- _What is expected_:
In the entries below, count every line with the word "used". Return only the count.

A block of data:
#####

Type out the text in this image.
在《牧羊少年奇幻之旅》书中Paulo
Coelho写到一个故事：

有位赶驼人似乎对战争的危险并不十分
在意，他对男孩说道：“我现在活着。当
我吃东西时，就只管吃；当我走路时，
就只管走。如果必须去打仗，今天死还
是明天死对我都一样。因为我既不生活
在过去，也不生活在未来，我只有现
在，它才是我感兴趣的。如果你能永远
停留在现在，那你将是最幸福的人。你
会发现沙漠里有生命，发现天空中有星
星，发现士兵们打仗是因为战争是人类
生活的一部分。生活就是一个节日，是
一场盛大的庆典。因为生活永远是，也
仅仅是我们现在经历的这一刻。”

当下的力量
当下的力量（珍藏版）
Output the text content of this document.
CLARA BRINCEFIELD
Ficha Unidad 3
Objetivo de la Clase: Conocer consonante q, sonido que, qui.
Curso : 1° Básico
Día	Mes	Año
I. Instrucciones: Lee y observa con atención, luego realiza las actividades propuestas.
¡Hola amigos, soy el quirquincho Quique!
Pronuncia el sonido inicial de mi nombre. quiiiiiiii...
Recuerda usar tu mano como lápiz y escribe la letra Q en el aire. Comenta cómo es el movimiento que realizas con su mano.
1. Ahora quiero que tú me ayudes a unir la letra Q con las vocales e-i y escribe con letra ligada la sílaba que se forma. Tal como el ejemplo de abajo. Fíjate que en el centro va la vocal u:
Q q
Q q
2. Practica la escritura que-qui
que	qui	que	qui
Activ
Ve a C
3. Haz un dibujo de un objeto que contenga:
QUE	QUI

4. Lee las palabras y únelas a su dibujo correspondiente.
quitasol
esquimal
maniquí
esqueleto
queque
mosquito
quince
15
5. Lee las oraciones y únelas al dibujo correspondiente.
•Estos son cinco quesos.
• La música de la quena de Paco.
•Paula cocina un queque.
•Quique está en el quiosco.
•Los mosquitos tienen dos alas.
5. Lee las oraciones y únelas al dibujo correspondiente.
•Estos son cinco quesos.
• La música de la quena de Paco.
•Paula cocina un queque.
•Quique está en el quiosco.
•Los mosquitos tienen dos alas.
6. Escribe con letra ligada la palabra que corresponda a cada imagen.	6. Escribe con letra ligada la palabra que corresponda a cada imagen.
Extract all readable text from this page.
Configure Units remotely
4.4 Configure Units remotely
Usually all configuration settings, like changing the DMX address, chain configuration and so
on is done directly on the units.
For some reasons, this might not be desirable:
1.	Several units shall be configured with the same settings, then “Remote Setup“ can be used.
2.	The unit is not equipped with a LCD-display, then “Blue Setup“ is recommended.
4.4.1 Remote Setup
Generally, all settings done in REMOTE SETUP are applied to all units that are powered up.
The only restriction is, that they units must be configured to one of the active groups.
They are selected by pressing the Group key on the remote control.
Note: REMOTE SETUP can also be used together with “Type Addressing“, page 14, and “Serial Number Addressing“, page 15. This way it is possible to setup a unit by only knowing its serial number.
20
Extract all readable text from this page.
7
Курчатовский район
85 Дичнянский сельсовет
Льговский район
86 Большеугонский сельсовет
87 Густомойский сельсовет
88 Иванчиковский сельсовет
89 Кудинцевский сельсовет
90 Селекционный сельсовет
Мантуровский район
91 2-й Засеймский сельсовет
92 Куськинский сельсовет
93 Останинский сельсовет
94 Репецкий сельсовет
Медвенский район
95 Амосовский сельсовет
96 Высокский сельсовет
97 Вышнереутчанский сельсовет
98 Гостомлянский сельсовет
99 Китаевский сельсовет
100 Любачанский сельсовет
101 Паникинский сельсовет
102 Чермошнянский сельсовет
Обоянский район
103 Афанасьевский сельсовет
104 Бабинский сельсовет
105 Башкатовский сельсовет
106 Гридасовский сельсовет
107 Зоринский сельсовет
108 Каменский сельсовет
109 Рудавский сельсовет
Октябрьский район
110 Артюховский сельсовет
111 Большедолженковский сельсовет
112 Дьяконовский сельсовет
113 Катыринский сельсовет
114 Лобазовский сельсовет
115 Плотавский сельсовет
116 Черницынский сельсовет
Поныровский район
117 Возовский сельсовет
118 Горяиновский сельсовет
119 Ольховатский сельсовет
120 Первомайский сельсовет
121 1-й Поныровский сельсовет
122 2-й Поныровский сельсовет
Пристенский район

#####

- _Written answer_:
2